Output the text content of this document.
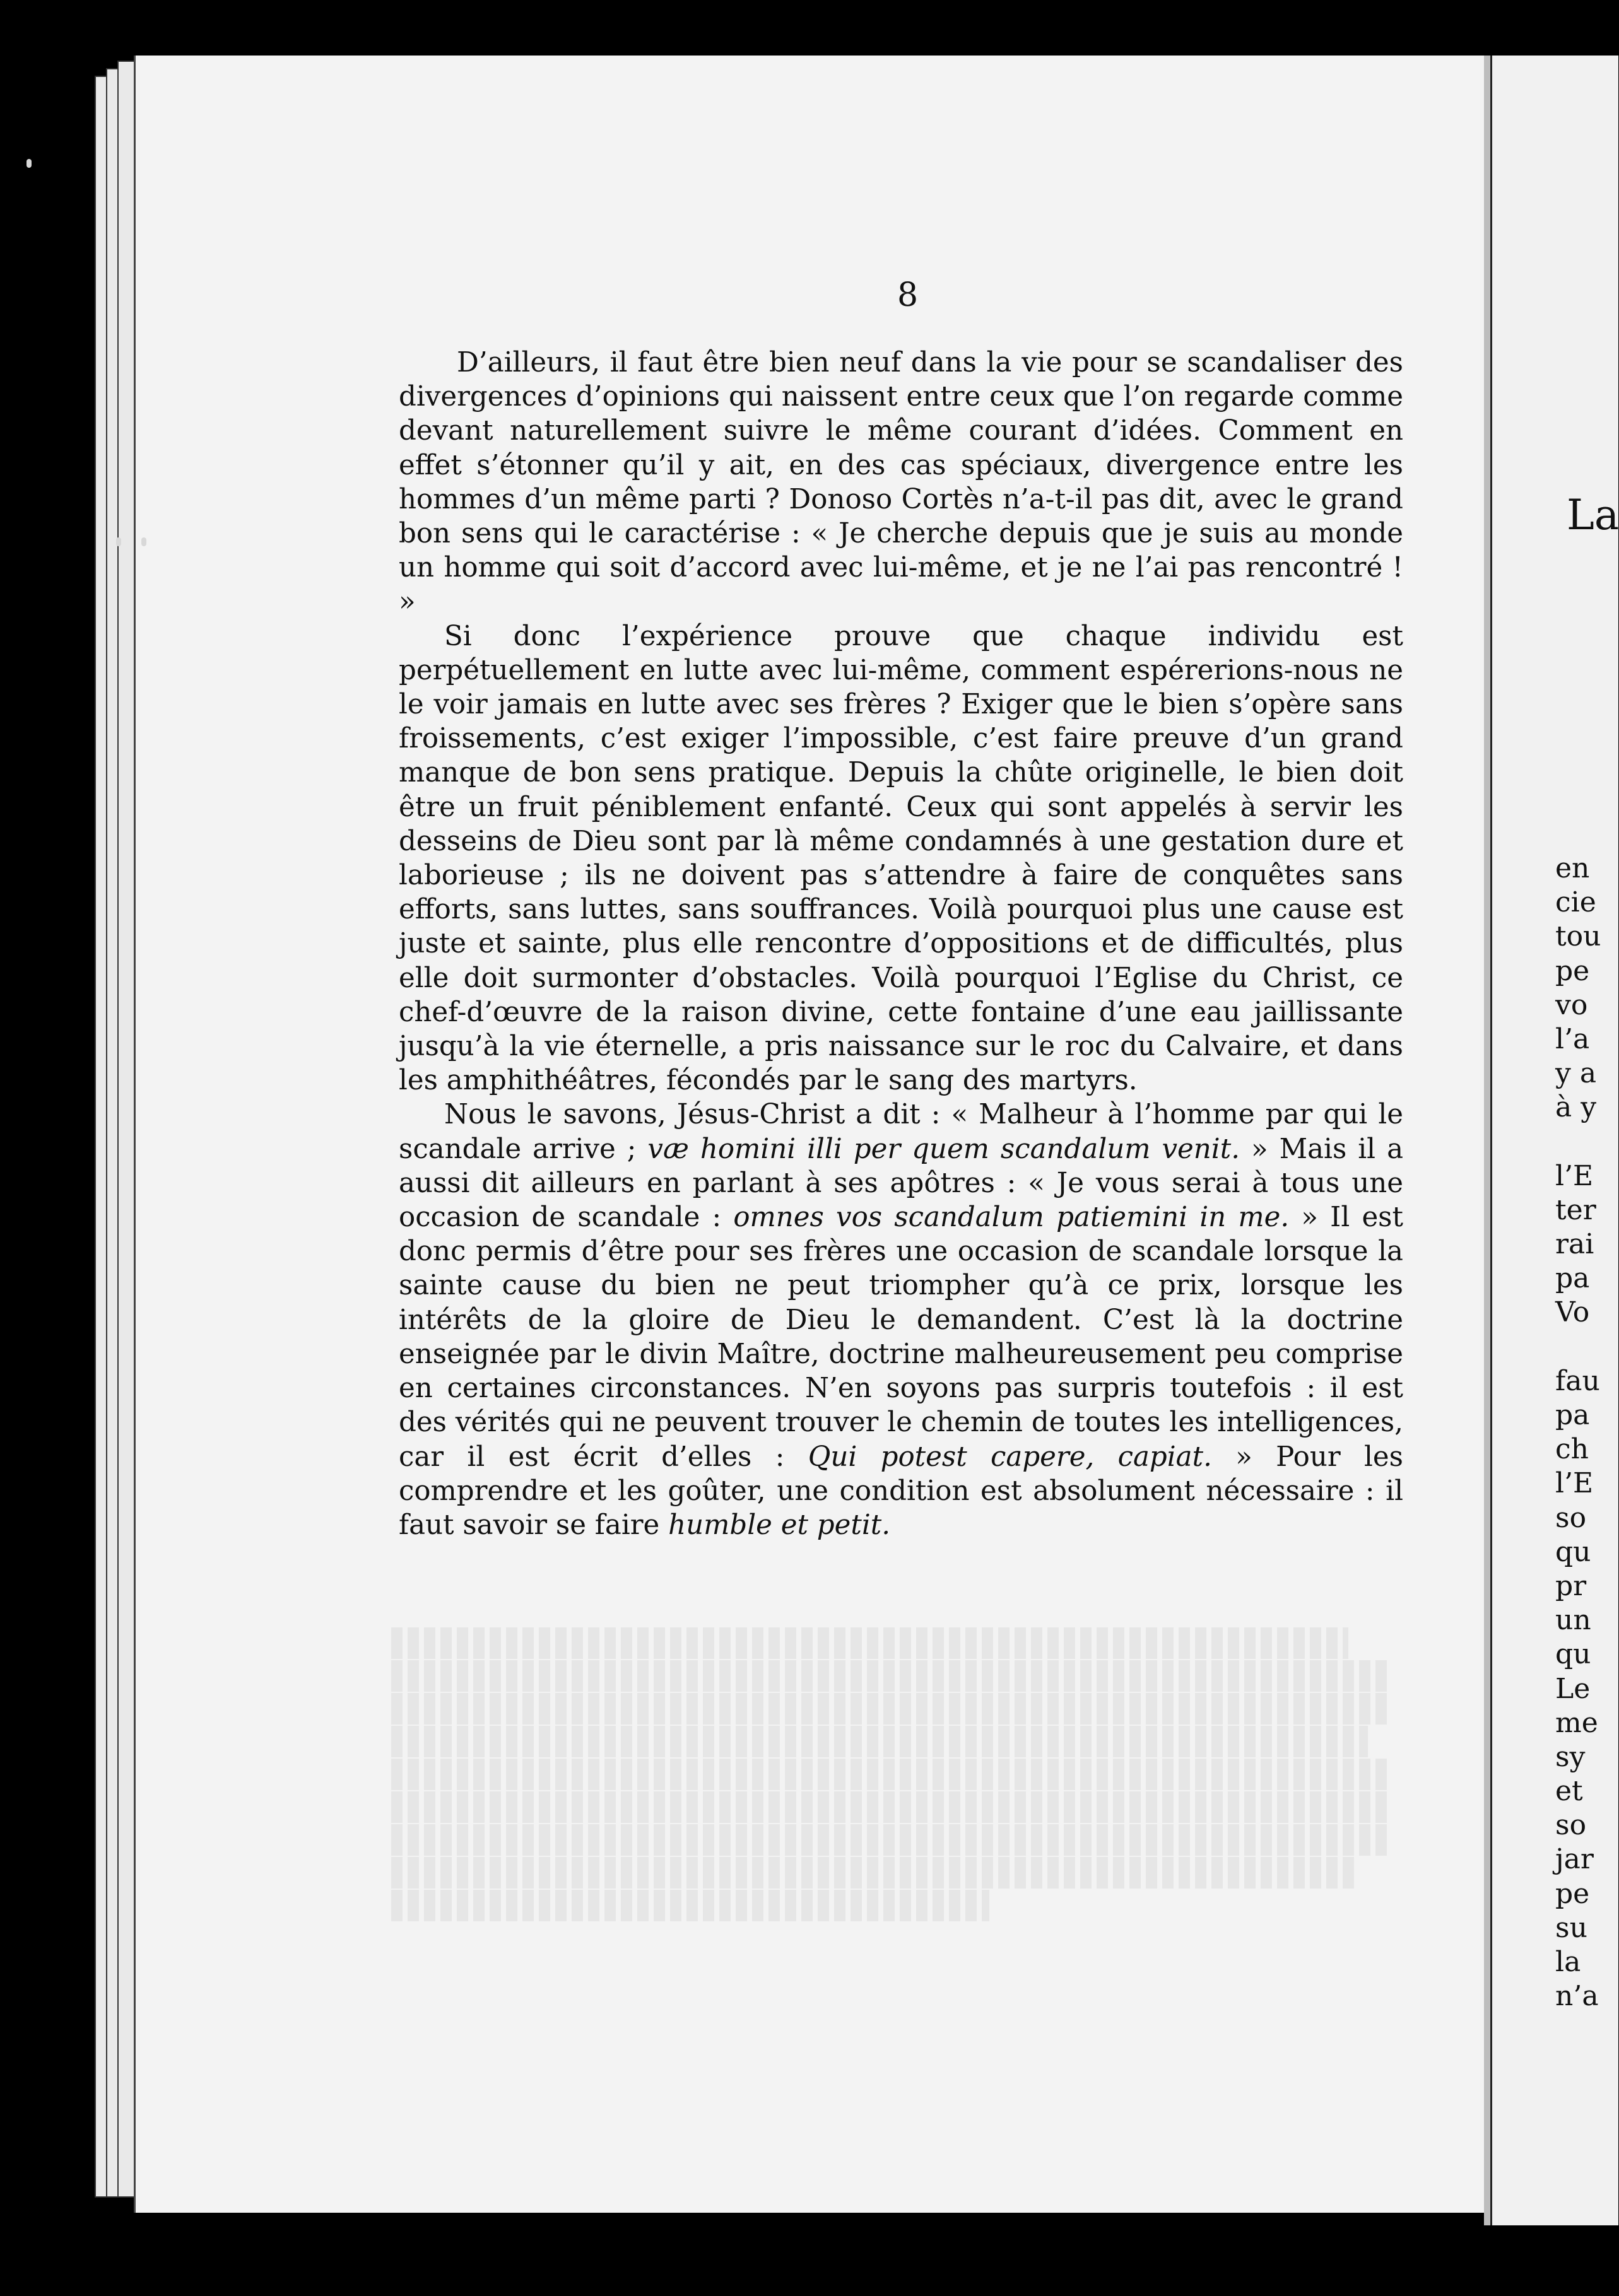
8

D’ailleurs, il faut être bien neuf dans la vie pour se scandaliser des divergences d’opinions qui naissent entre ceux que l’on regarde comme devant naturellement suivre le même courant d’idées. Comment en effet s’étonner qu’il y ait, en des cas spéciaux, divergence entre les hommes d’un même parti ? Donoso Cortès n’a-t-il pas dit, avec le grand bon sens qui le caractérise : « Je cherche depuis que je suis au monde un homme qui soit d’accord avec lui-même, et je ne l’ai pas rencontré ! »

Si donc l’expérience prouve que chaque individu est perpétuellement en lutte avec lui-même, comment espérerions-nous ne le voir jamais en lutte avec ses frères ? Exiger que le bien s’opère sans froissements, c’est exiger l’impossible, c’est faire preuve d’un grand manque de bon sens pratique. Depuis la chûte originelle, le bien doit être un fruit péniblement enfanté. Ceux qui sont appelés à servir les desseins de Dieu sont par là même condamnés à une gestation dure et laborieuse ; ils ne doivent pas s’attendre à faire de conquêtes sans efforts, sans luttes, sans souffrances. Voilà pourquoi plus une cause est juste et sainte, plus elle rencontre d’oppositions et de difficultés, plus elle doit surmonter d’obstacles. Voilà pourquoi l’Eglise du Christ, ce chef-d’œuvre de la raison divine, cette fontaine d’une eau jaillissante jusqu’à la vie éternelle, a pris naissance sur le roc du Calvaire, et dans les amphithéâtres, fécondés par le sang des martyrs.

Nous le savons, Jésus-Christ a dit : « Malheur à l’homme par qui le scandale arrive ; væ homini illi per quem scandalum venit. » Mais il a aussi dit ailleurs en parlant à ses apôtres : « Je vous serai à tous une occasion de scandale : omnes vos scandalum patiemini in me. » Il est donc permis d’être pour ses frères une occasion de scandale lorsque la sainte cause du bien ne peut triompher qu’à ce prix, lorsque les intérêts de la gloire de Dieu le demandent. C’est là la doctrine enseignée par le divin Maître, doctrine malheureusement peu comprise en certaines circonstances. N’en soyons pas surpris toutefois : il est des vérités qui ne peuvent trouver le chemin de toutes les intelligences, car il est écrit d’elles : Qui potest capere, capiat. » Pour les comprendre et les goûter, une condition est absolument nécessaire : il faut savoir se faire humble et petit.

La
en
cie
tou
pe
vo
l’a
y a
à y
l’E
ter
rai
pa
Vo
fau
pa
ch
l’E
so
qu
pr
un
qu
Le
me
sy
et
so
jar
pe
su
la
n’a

────────────────────

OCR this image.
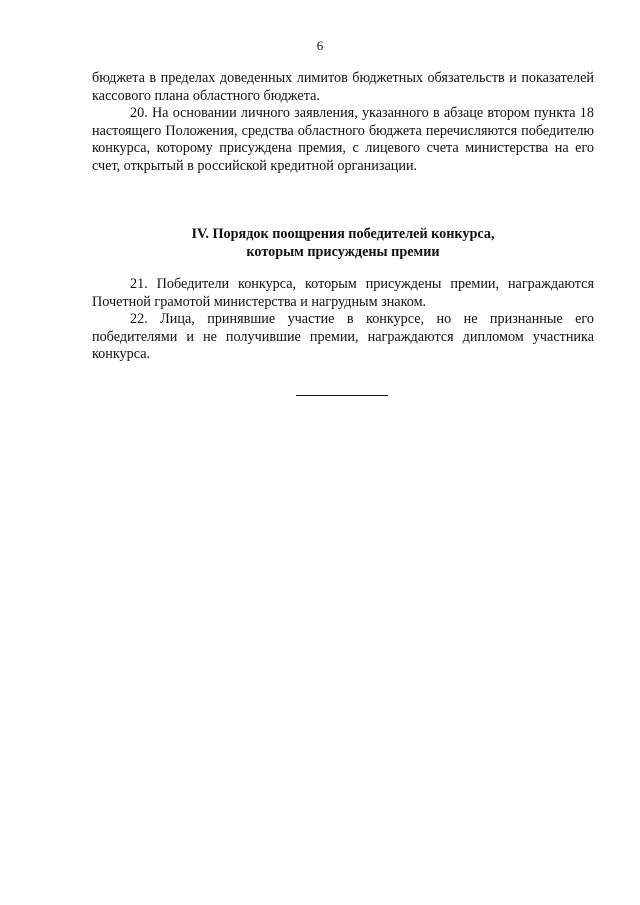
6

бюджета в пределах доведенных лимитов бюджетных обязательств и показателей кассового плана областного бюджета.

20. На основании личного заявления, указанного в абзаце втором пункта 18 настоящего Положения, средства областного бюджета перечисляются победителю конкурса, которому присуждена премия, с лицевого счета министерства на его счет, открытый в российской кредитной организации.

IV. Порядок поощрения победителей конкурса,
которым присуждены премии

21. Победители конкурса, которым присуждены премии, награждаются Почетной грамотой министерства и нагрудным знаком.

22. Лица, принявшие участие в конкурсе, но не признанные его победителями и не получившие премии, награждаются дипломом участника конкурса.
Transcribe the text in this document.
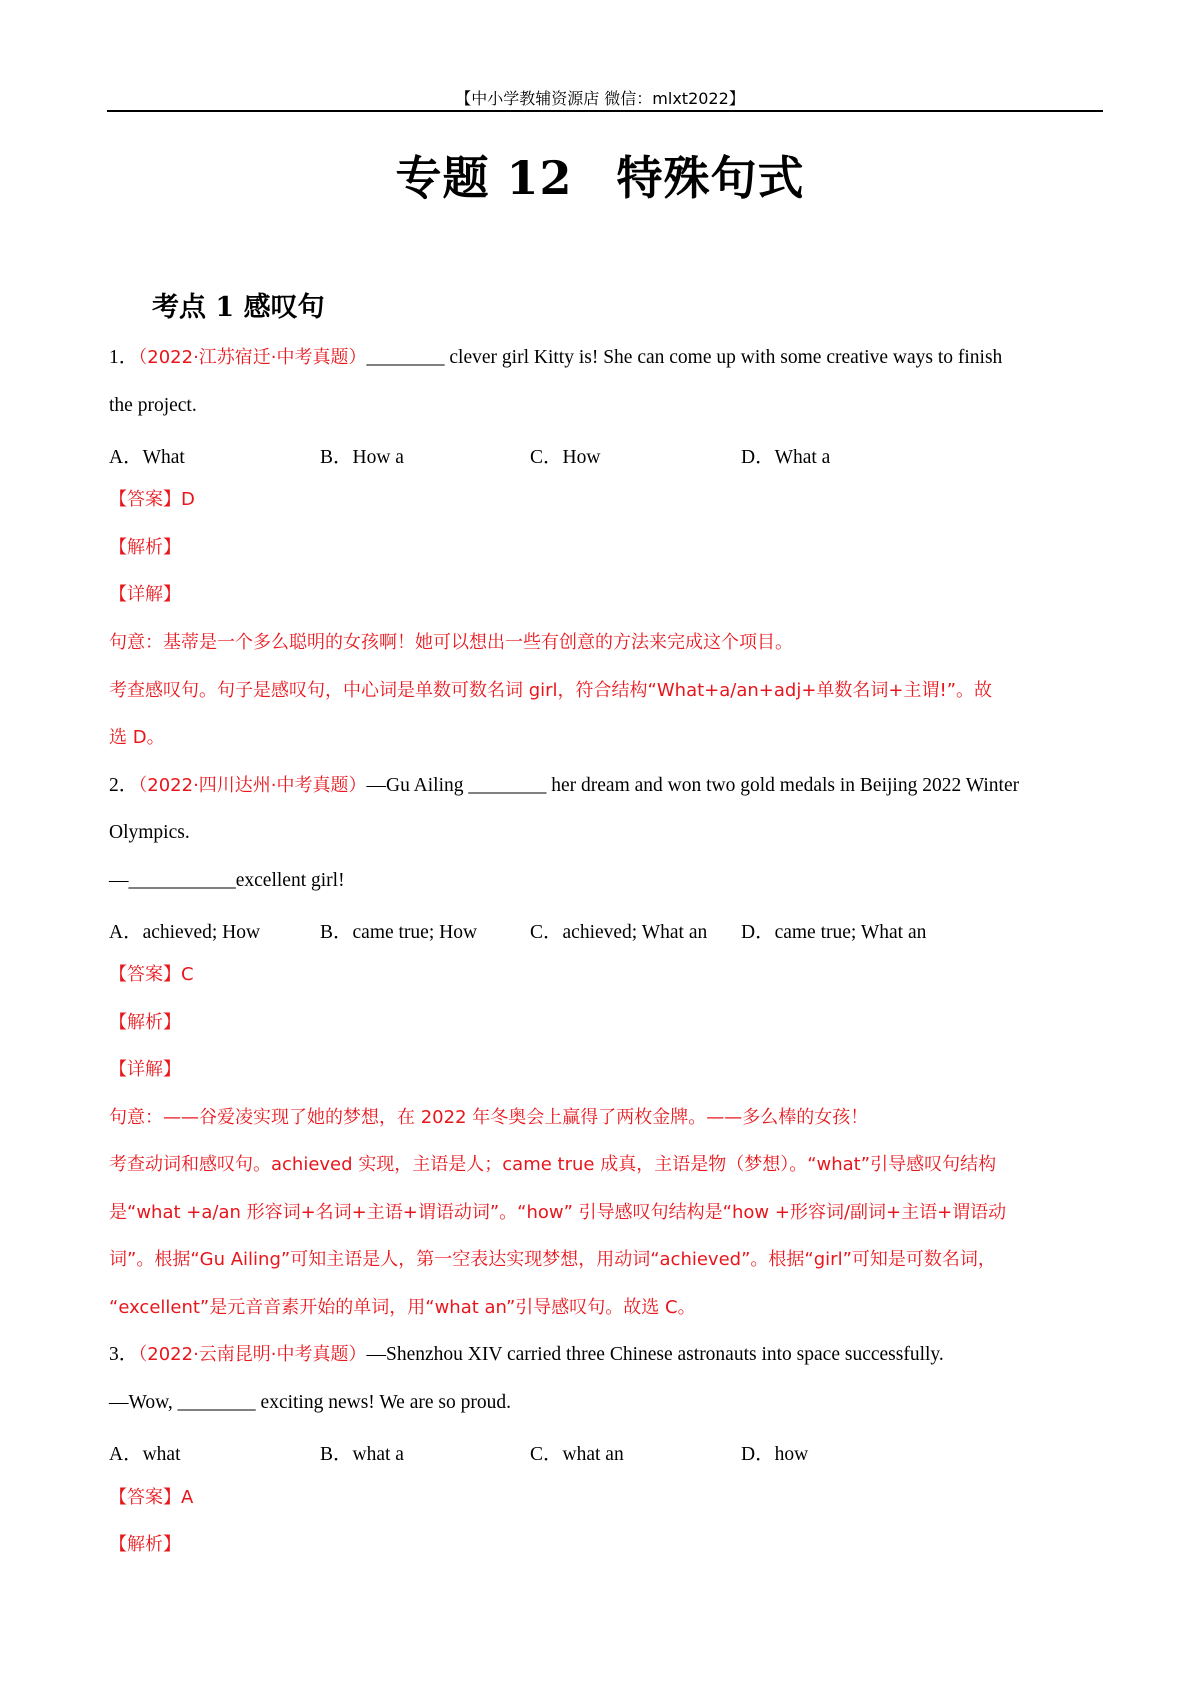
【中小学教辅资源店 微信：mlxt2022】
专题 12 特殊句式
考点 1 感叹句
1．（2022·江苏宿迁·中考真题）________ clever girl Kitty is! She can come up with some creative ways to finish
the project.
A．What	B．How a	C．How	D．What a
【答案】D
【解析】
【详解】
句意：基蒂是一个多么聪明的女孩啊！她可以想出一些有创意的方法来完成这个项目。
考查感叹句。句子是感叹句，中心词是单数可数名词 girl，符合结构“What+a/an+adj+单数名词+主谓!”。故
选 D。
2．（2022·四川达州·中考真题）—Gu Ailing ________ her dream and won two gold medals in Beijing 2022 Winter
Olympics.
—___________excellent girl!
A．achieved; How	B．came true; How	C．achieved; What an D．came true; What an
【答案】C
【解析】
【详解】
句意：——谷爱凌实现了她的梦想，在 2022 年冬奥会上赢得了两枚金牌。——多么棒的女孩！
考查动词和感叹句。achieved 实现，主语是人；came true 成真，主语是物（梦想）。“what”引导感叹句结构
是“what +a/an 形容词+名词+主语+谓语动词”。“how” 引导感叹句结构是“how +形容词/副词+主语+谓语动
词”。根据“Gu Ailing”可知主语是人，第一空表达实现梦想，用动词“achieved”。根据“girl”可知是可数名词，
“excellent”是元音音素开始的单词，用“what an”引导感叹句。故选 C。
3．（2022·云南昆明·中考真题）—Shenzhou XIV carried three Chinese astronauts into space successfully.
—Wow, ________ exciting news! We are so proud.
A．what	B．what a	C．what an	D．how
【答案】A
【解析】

────────────────────

— AIM OF THE TASK —
Report each line in the data that holds the word "girl".

— RESPONSE TO THE EXERCISE —
1．（2022·江苏宿迁·中考真题）________ clever girl Kitty is! She can come up with some creative ways to finish
考查感叹句。句子是感叹句，中心词是单数可数名词 girl，符合结构“What+a/an+adj+单数名词+主谓!”。故
—___________excellent girl!
词”。根据“Gu Ailing”可知主语是人，第一空表达实现梦想，用动词“achieved”。根据“girl”可知是可数名词，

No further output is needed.